Structured figure records

• • • •

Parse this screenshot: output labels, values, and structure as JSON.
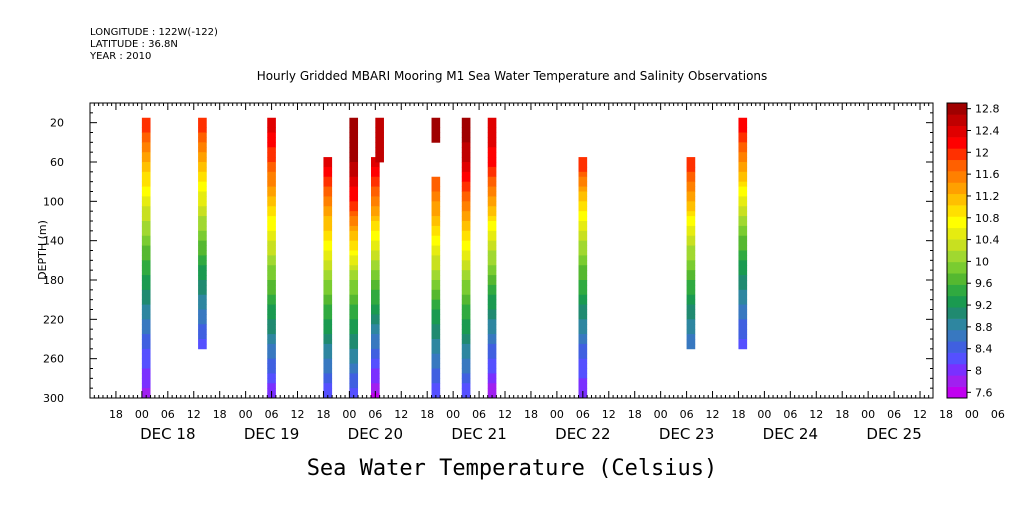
{
  "header": {
    "longitude": "LONGITUDE : 122W(-122)",
    "latitude": "LATITUDE : 36.8N",
    "year": "YEAR : 2010"
  },
  "chart_data": {
    "type": "heatmap",
    "title": "Hourly Gridded MBARI Mooring M1 Sea Water Temperature and Salinity Observations",
    "xlabel": "Sea Water Temperature (Celsius)",
    "ylabel": "DEPTH (m)",
    "y_axis": {
      "range": [
        300,
        0
      ],
      "inverted": true,
      "tick_labels": [
        20,
        60,
        100,
        140,
        180,
        220,
        260,
        300
      ]
    },
    "x_axis": {
      "unit": "hours since 2010-12-17 12:00",
      "range": [
        0,
        195
      ],
      "tick_labels": [
        "18",
        "00",
        "06",
        "12",
        "18",
        "00",
        "06",
        "12",
        "18",
        "00",
        "06",
        "12",
        "18",
        "00",
        "06",
        "12",
        "18",
        "00",
        "06",
        "12",
        "18",
        "00",
        "06",
        "12",
        "18",
        "00",
        "06",
        "12",
        "18",
        "00",
        "06",
        "12",
        "18",
        "00",
        "06",
        "12"
      ],
      "day_labels": [
        {
          "label": "DEC 18",
          "hour": 18
        },
        {
          "label": "DEC 19",
          "hour": 42
        },
        {
          "label": "DEC 20",
          "hour": 66
        },
        {
          "label": "DEC 21",
          "hour": 90
        },
        {
          "label": "DEC 22",
          "hour": 114
        },
        {
          "label": "DEC 23",
          "hour": 138
        },
        {
          "label": "DEC 24",
          "hour": 162
        },
        {
          "label": "DEC 25",
          "hour": 186
        }
      ]
    },
    "colorbar": {
      "labels": [
        "12.8",
        "12.4",
        "12",
        "11.6",
        "11.2",
        "10.8",
        "10.4",
        "10",
        "9.6",
        "9.2",
        "8.8",
        "8.4",
        "8",
        "7.6"
      ],
      "min": 7.6,
      "max": 12.8,
      "step": 0.2,
      "colors": [
        "#c000f0",
        "#a020f0",
        "#7a30ff",
        "#5550ff",
        "#4060e0",
        "#3878c0",
        "#2e86a0",
        "#208a70",
        "#1a9a50",
        "#30aa40",
        "#55b830",
        "#7acc30",
        "#a0d830",
        "#c8e020",
        "#e6ec10",
        "#ffff00",
        "#ffe000",
        "#ffc000",
        "#ffa000",
        "#ff8000",
        "#ff6000",
        "#ff3000",
        "#ff0000",
        "#e00000",
        "#c00000",
        "#a00000"
      ]
    },
    "series": [
      {
        "hour": 13,
        "depth_range": [
          20,
          300
        ],
        "values": [
          12.0,
          11.2,
          10.5,
          9.9,
          9.3,
          8.8,
          8.3,
          7.9
        ]
      },
      {
        "hour": 26,
        "depth_range": [
          20,
          250
        ],
        "values": [
          12.0,
          11.2,
          10.5,
          9.9,
          9.3,
          8.8,
          8.3
        ]
      },
      {
        "hour": 42,
        "depth_range": [
          20,
          300
        ],
        "values": [
          12.3,
          11.8,
          11.1,
          10.4,
          9.8,
          9.2,
          8.6,
          8.0
        ]
      },
      {
        "hour": 55,
        "depth_range": [
          60,
          300
        ],
        "values": [
          12.3,
          11.5,
          10.8,
          10.0,
          9.4,
          8.8,
          8.2
        ]
      },
      {
        "hour": 61,
        "depth_range": [
          20,
          300
        ],
        "values": [
          12.7,
          12.6,
          12.0,
          11.0,
          10.0,
          9.4,
          8.9,
          8.2
        ]
      },
      {
        "hour": 66,
        "depth_range": [
          60,
          300
        ],
        "values": [
          12.3,
          11.5,
          10.6,
          9.8,
          9.1,
          8.4,
          7.7
        ]
      },
      {
        "hour": 67,
        "depth_range": [
          20,
          60
        ],
        "values": [
          12.4
        ]
      },
      {
        "hour": 80,
        "depth_range": [
          20,
          40
        ],
        "values": [
          12.8
        ]
      },
      {
        "hour": 80,
        "depth_range": [
          80,
          300
        ],
        "values": [
          11.8,
          11.0,
          10.2,
          9.4,
          8.8,
          8.2
        ]
      },
      {
        "hour": 87,
        "depth_range": [
          20,
          300
        ],
        "values": [
          12.8,
          12.4,
          11.6,
          10.8,
          10.0,
          9.4,
          8.8,
          8.2
        ]
      },
      {
        "hour": 93,
        "depth_range": [
          20,
          300
        ],
        "values": [
          12.4,
          12.1,
          11.3,
          10.4,
          9.7,
          9.0,
          8.4,
          7.8
        ]
      },
      {
        "hour": 114,
        "depth_range": [
          60,
          300
        ],
        "values": [
          12.0,
          11.0,
          10.2,
          9.6,
          9.0,
          8.4,
          8.0
        ]
      },
      {
        "hour": 139,
        "depth_range": [
          60,
          250
        ],
        "values": [
          12.0,
          11.2,
          10.4,
          9.7,
          9.1,
          8.6
        ]
      },
      {
        "hour": 151,
        "depth_range": [
          20,
          250
        ],
        "values": [
          12.2,
          11.4,
          10.6,
          9.8,
          9.2,
          8.7,
          8.3
        ]
      }
    ]
  }
}
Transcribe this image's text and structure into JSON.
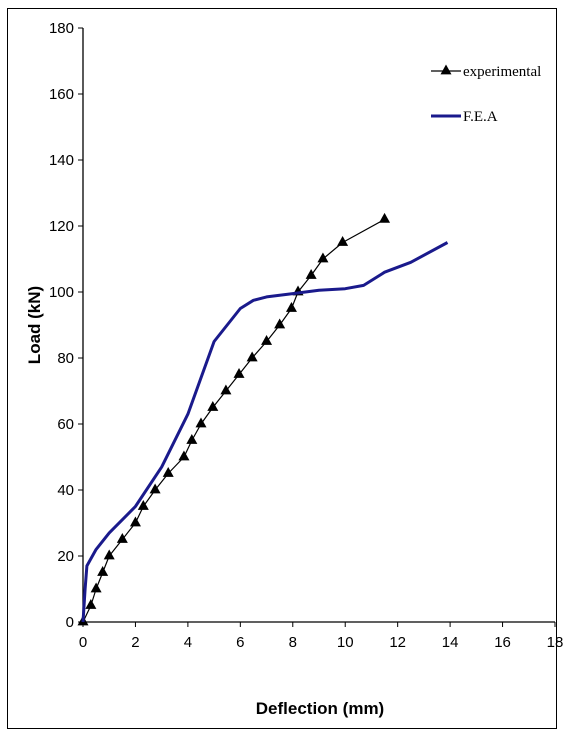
{
  "chart_data": {
    "type": "line",
    "xlabel": "Deflection (mm)",
    "ylabel": "Load (kN)",
    "xlim": [
      0,
      18
    ],
    "ylim": [
      0,
      180
    ],
    "xticks": [
      "0",
      "2",
      "4",
      "6",
      "8",
      "10",
      "12",
      "14",
      "16",
      "18"
    ],
    "yticks": [
      "0",
      "20",
      "40",
      "60",
      "80",
      "100",
      "120",
      "140",
      "160",
      "180"
    ],
    "legend_position": "top-right",
    "grid": false,
    "series": [
      {
        "name": "experimental",
        "color": "#000000",
        "marker": "triangle",
        "points": [
          [
            0,
            0
          ],
          [
            0.3,
            5
          ],
          [
            0.5,
            10
          ],
          [
            0.75,
            15
          ],
          [
            1.0,
            20
          ],
          [
            1.5,
            25
          ],
          [
            2.0,
            30
          ],
          [
            2.3,
            35
          ],
          [
            2.75,
            40
          ],
          [
            3.25,
            45
          ],
          [
            3.85,
            50
          ],
          [
            4.15,
            55
          ],
          [
            4.5,
            60
          ],
          [
            4.95,
            65
          ],
          [
            5.45,
            70
          ],
          [
            5.95,
            75
          ],
          [
            6.45,
            80
          ],
          [
            7.0,
            85
          ],
          [
            7.5,
            90
          ],
          [
            7.95,
            95
          ],
          [
            8.2,
            100
          ],
          [
            8.7,
            105
          ],
          [
            9.15,
            110
          ],
          [
            9.9,
            115
          ],
          [
            11.5,
            122
          ]
        ]
      },
      {
        "name": "F.E.A",
        "color": "#1a1a8c",
        "marker": "none",
        "points": [
          [
            0,
            0
          ],
          [
            0.08,
            10
          ],
          [
            0.15,
            17
          ],
          [
            0.5,
            22
          ],
          [
            1,
            27
          ],
          [
            2,
            35
          ],
          [
            3,
            47
          ],
          [
            4,
            63
          ],
          [
            5,
            85
          ],
          [
            5.5,
            90
          ],
          [
            6,
            95
          ],
          [
            6.5,
            97.5
          ],
          [
            7,
            98.5
          ],
          [
            8,
            99.5
          ],
          [
            9,
            100.5
          ],
          [
            10,
            101
          ],
          [
            10.7,
            102
          ],
          [
            11.5,
            106
          ],
          [
            12.5,
            109
          ],
          [
            13.9,
            115
          ]
        ]
      }
    ]
  }
}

• • • •

* _Given request_
An exact transcription of all the entries is required, without the pictures.

* _Solution below_
Parse this screenshot: output labels, values, and structure as JSON.
{
  "header": {
    "longitude": "LONGITUDE : 122W(-122)",
    "latitude": "LATITUDE : 36.8N",
    "year": "YEAR : 2010"
  },
  "chart_data": {
    "type": "heatmap",
    "title": "Hourly Gridded MBARI Mooring M1 Sea Water Temperature and Salinity Observations",
    "xlabel": "Sea Water Temperature (Celsius)",
    "ylabel": "DEPTH (m)",
    "y_axis": {
      "range": [
        300,
        0
      ],
      "inverted": true,
      "tick_labels": [
        20,
        60,
        100,
        140,
        180,
        220,
        260,
        300
      ]
    },
    "x_axis": {
      "unit": "hours since 2010-12-17 12:00",
      "range": [
        0,
        195
      ],
      "tick_labels": [
        "18",
        "00",
        "06",
        "12",
        "18",
        "00",
        "06",
        "12",
        "18",
        "00",
        "06",
        "12",
        "18",
        "00",
        "06",
        "12",
        "18",
        "00",
        "06",
        "12",
        "18",
        "00",
        "06",
        "12",
        "18",
        "00",
        "06",
        "12",
        "18",
        "00",
        "06",
        "12",
        "18",
        "00",
        "06",
        "12"
      ],
      "day_labels": [
        {
          "label": "DEC 18",
          "hour": 18
        },
        {
          "label": "DEC 19",
          "hour": 42
        },
        {
          "label": "DEC 20",
          "hour": 66
        },
        {
          "label": "DEC 21",
          "hour": 90
        },
        {
          "label": "DEC 22",
          "hour": 114
        },
        {
          "label": "DEC 23",
          "hour": 138
        },
        {
          "label": "DEC 24",
          "hour": 162
        },
        {
          "label": "DEC 25",
          "hour": 186
        }
      ]
    },
    "colorbar": {
      "labels": [
        "12.8",
        "12.4",
        "12",
        "11.6",
        "11.2",
        "10.8",
        "10.4",
        "10",
        "9.6",
        "9.2",
        "8.8",
        "8.4",
        "8",
        "7.6"
      ],
      "min": 7.6,
      "max": 12.8,
      "step": 0.2,
      "colors": [
        "#c000f0",
        "#a020f0",
        "#7a30ff",
        "#5550ff",
        "#4060e0",
        "#3878c0",
        "#2e86a0",
        "#208a70",
        "#1a9a50",
        "#30aa40",
        "#55b830",
        "#7acc30",
        "#a0d830",
        "#c8e020",
        "#e6ec10",
        "#ffff00",
        "#ffe000",
        "#ffc000",
        "#ffa000",
        "#ff8000",
        "#ff6000",
        "#ff3000",
        "#ff0000",
        "#e00000",
        "#c00000",
        "#a00000"
      ]
    },
    "series": [
      {
        "hour": 13,
        "depth_range": [
          20,
          300
        ],
        "values": [
          12.0,
          11.2,
          10.5,
          9.9,
          9.3,
          8.8,
          8.3,
          7.9
        ]
      },
      {
        "hour": 26,
        "depth_range": [
          20,
          250
        ],
        "values": [
          12.0,
          11.2,
          10.5,
          9.9,
          9.3,
          8.8,
          8.3
        ]
      },
      {
        "hour": 42,
        "depth_range": [
          20,
          300
        ],
        "values": [
          12.3,
          11.8,
          11.1,
          10.4,
          9.8,
          9.2,
          8.6,
          8.0
        ]
      },
      {
        "hour": 55,
        "depth_range": [
          60,
          300
        ],
        "values": [
          12.3,
          11.5,
          10.8,
          10.0,
          9.4,
          8.8,
          8.2
        ]
      },
      {
        "hour": 61,
        "depth_range": [
          20,
          300
        ],
        "values": [
          12.7,
          12.6,
          12.0,
          11.0,
          10.0,
          9.4,
          8.9,
          8.2
        ]
      },
      {
        "hour": 66,
        "depth_range": [
          60,
          300
        ],
        "values": [
          12.3,
          11.5,
          10.6,
          9.8,
          9.1,
          8.4,
          7.7
        ]
      },
      {
        "hour": 67,
        "depth_range": [
          20,
          60
        ],
        "values": [
          12.4
        ]
      },
      {
        "hour": 80,
        "depth_range": [
          20,
          40
        ],
        "values": [
          12.8
        ]
      },
      {
        "hour": 80,
        "depth_range": [
          80,
          300
        ],
        "values": [
          11.8,
          11.0,
          10.2,
          9.4,
          8.8,
          8.2
        ]
      },
      {
        "hour": 87,
        "depth_range": [
          20,
          300
        ],
        "values": [
          12.8,
          12.4,
          11.6,
          10.8,
          10.0,
          9.4,
          8.8,
          8.2
        ]
      },
      {
        "hour": 93,
        "depth_range": [
          20,
          300
        ],
        "values": [
          12.4,
          12.1,
          11.3,
          10.4,
          9.7,
          9.0,
          8.4,
          7.8
        ]
      },
      {
        "hour": 114,
        "depth_range": [
          60,
          300
        ],
        "values": [
          12.0,
          11.0,
          10.2,
          9.6,
          9.0,
          8.4,
          8.0
        ]
      },
      {
        "hour": 139,
        "depth_range": [
          60,
          250
        ],
        "values": [
          12.0,
          11.2,
          10.4,
          9.7,
          9.1,
          8.6
        ]
      },
      {
        "hour": 151,
        "depth_range": [
          20,
          250
        ],
        "values": [
          12.2,
          11.4,
          10.6,
          9.8,
          9.2,
          8.7,
          8.3
        ]
      }
    ]
  }
}
Transcribe this image's text and structure into JSON.
{
  "chart_data": {
    "type": "line",
    "xlabel": "Deflection (mm)",
    "ylabel": "Load (kN)",
    "xlim": [
      0,
      18
    ],
    "ylim": [
      0,
      180
    ],
    "xticks": [
      "0",
      "2",
      "4",
      "6",
      "8",
      "10",
      "12",
      "14",
      "16",
      "18"
    ],
    "yticks": [
      "0",
      "20",
      "40",
      "60",
      "80",
      "100",
      "120",
      "140",
      "160",
      "180"
    ],
    "legend_position": "top-right",
    "grid": false,
    "series": [
      {
        "name": "experimental",
        "color": "#000000",
        "marker": "triangle",
        "points": [
          [
            0,
            0
          ],
          [
            0.3,
            5
          ],
          [
            0.5,
            10
          ],
          [
            0.75,
            15
          ],
          [
            1.0,
            20
          ],
          [
            1.5,
            25
          ],
          [
            2.0,
            30
          ],
          [
            2.3,
            35
          ],
          [
            2.75,
            40
          ],
          [
            3.25,
            45
          ],
          [
            3.85,
            50
          ],
          [
            4.15,
            55
          ],
          [
            4.5,
            60
          ],
          [
            4.95,
            65
          ],
          [
            5.45,
            70
          ],
          [
            5.95,
            75
          ],
          [
            6.45,
            80
          ],
          [
            7.0,
            85
          ],
          [
            7.5,
            90
          ],
          [
            7.95,
            95
          ],
          [
            8.2,
            100
          ],
          [
            8.7,
            105
          ],
          [
            9.15,
            110
          ],
          [
            9.9,
            115
          ],
          [
            11.5,
            122
          ]
        ]
      },
      {
        "name": "F.E.A",
        "color": "#1a1a8c",
        "marker": "none",
        "points": [
          [
            0,
            0
          ],
          [
            0.08,
            10
          ],
          [
            0.15,
            17
          ],
          [
            0.5,
            22
          ],
          [
            1,
            27
          ],
          [
            2,
            35
          ],
          [
            3,
            47
          ],
          [
            4,
            63
          ],
          [
            5,
            85
          ],
          [
            5.5,
            90
          ],
          [
            6,
            95
          ],
          [
            6.5,
            97.5
          ],
          [
            7,
            98.5
          ],
          [
            8,
            99.5
          ],
          [
            9,
            100.5
          ],
          [
            10,
            101
          ],
          [
            10.7,
            102
          ],
          [
            11.5,
            106
          ],
          [
            12.5,
            109
          ],
          [
            13.9,
            115
          ]
        ]
      }
    ]
  }
}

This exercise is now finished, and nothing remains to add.